---------- Supplied data

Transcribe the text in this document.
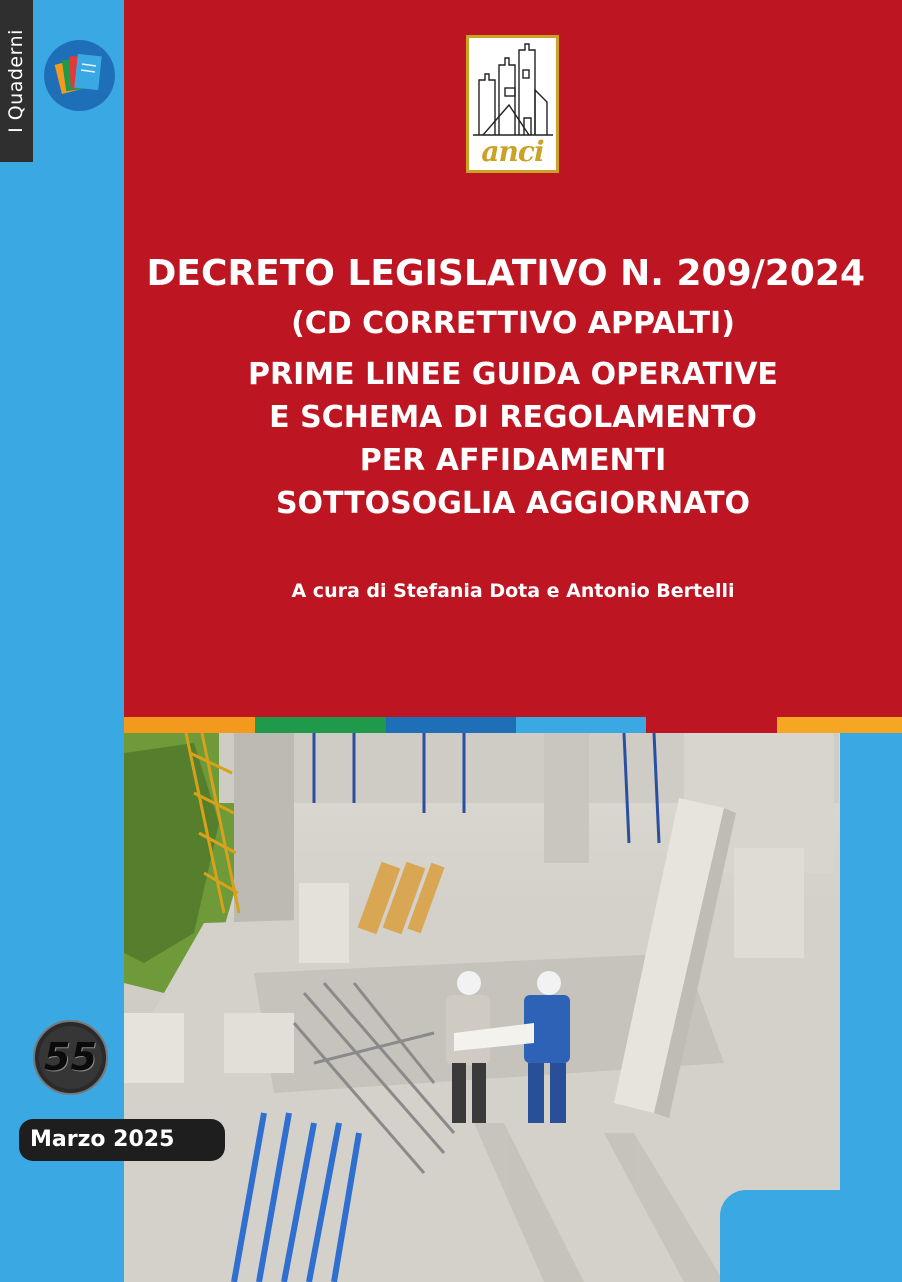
I Quaderni
anci
DECRETO LEGISLATIVO N. 209/2024
(CD CORRETTIVO APPALTI)
PRIME LINEE GUIDA OPERATIVE
E SCHEMA DI REGOLAMENTO
PER AFFIDAMENTI
SOTTOSOGLIA AGGIORNATO
A cura di Stefania Dota e Antonio Bertelli
55
Marzo 2025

--------------------

**Job**
Above are the records; reproduce them exactly and leave out the pictures.

**Reply to the exercise**
Transcribe the text in this document.
I Quaderni
anci
DECRETO LEGISLATIVO N. 209/2024
(CD CORRETTIVO APPALTI)
PRIME LINEE GUIDA OPERATIVE
E SCHEMA DI REGOLAMENTO
PER AFFIDAMENTI
SOTTOSOGLIA AGGIORNATO
A cura di Stefania Dota e Antonio Bertelli
55
Marzo 2025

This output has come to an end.